Dataset records:
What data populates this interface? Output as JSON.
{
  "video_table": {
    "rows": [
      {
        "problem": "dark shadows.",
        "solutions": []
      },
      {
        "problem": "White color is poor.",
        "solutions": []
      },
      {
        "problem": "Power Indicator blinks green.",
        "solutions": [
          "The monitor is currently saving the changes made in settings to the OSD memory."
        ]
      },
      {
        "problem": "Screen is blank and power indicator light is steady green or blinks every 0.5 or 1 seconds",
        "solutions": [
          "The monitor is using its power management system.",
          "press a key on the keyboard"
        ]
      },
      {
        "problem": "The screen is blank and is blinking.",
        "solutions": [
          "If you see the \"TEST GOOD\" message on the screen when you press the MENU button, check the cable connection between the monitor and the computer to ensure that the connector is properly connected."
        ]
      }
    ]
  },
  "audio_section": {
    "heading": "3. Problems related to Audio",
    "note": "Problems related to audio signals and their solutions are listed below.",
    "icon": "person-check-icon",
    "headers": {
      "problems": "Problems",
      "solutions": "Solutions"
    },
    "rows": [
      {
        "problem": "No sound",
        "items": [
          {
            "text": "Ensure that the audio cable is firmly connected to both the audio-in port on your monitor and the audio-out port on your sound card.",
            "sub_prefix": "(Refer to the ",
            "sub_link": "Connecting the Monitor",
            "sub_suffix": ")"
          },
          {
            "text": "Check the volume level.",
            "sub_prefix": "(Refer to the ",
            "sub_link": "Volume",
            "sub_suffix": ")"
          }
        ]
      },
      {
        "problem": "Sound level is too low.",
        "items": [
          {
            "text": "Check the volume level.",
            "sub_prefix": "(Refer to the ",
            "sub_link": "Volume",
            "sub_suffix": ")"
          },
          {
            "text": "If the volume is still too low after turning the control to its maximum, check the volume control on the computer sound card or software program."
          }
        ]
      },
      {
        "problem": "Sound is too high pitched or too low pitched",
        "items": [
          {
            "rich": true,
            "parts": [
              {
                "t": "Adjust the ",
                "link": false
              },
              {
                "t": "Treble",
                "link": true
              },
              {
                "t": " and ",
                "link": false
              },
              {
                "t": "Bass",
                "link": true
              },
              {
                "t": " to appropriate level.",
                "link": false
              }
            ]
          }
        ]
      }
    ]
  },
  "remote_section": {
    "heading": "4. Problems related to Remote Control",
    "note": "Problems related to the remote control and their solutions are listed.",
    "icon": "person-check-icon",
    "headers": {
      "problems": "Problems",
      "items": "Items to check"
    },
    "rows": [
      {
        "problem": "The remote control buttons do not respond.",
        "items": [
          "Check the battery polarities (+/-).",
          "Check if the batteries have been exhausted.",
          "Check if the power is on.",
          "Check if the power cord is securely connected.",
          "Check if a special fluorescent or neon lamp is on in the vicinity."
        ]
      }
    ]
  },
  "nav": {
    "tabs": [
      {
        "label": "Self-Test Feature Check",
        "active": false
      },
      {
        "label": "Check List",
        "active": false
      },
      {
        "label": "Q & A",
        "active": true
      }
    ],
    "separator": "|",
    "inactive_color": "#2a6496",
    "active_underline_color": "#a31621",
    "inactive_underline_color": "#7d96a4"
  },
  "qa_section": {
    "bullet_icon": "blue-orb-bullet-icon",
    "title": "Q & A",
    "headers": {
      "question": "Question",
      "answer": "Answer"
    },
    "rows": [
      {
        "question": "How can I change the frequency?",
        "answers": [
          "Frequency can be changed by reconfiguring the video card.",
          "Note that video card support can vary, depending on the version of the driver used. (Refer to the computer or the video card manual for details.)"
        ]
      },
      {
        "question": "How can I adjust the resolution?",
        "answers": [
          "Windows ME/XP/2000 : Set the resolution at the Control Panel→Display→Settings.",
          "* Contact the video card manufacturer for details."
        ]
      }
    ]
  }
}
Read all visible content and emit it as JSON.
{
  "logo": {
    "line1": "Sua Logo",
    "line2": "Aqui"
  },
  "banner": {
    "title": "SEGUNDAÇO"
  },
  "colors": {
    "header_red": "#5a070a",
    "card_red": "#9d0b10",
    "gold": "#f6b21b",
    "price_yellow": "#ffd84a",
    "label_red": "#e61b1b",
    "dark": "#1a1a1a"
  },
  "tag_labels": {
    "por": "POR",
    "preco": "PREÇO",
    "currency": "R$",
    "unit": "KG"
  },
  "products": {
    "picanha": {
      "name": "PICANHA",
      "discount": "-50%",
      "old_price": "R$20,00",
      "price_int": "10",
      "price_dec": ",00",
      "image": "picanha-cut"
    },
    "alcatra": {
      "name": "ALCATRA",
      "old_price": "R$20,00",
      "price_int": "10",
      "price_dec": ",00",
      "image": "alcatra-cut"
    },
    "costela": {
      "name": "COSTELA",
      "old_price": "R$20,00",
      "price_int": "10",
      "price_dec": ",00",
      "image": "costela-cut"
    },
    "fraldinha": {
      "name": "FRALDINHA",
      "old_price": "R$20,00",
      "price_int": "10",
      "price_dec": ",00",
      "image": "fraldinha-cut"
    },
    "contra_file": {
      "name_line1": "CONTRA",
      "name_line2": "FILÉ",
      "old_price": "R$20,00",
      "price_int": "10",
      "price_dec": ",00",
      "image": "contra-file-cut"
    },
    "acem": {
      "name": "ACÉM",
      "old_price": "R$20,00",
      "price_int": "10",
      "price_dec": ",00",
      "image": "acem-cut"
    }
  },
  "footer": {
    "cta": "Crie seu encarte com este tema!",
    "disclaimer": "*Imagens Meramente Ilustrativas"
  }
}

Goal: Read the entries and select each line where the word "listed" is found.

Task response:
    "note": "Problems related to audio signals and their solutions are listed below.",
    "note": "Problems related to the remote control and their solutions are listed.",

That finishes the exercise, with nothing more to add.